_Challenge_.
Go through the listing and set it down exactly, leaving out its pictures.

Extracts from a graphics dataset

---*---

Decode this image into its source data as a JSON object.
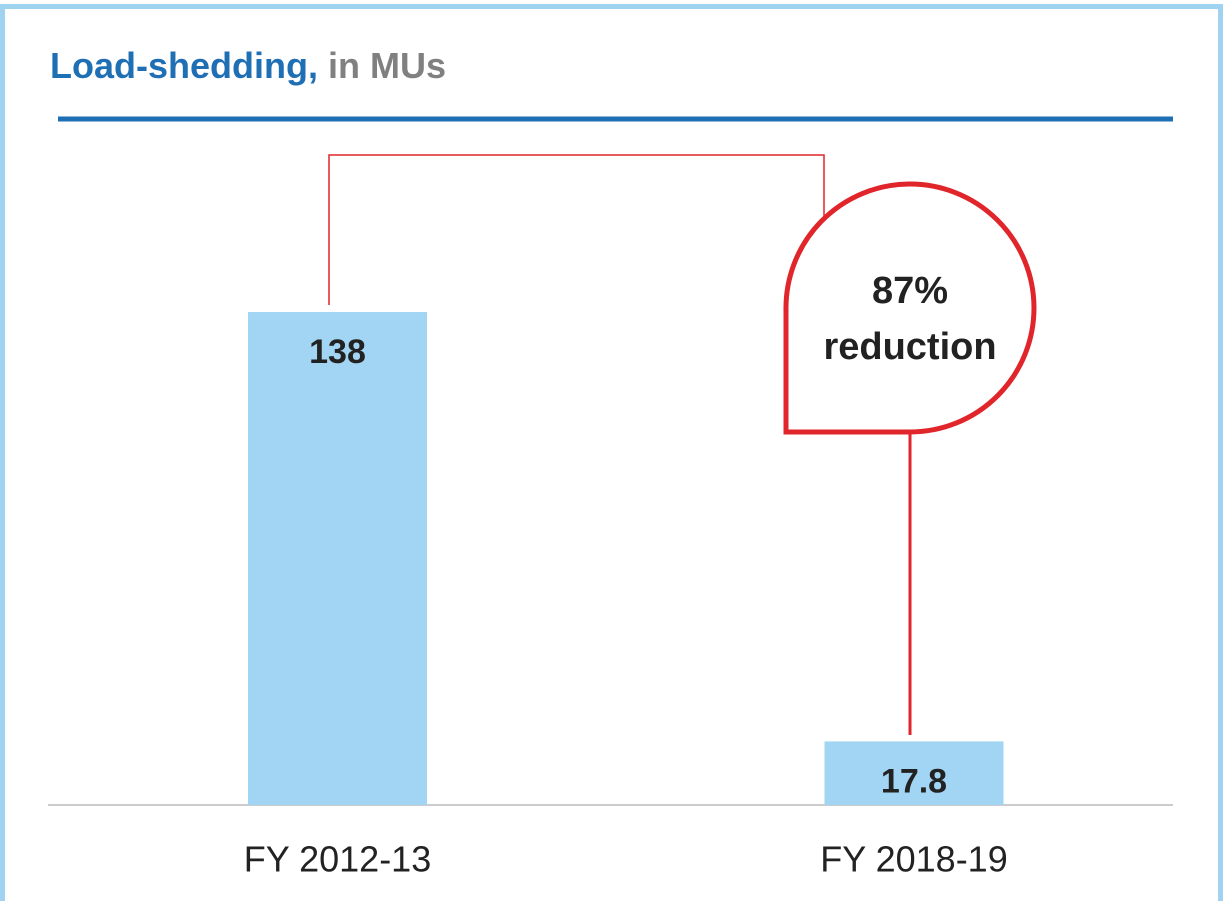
{
  "chart_data": {
    "type": "bar",
    "title": "Load-shedding,",
    "title_unit": "in MUs",
    "categories": [
      "FY 2012-13",
      "FY 2018-19"
    ],
    "values": [
      138,
      17.8
    ],
    "color": "#a1d5f3",
    "ylim": [
      0,
      180
    ],
    "annotation": [
      "87%",
      "reduction"
    ]
  }
}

---*---

_Correct output_.
Decode this image into its source data as a JSON object.
{
  "chart_data": {
    "type": "bar",
    "title": "Load-shedding,",
    "title_unit": "in MUs",
    "categories": [
      "FY 2012-13",
      "FY 2018-19"
    ],
    "values": [
      138,
      17.8
    ],
    "color": "#a1d5f3",
    "ylim": [
      0,
      180
    ],
    "annotation": [
      "87%",
      "reduction"
    ]
  }
}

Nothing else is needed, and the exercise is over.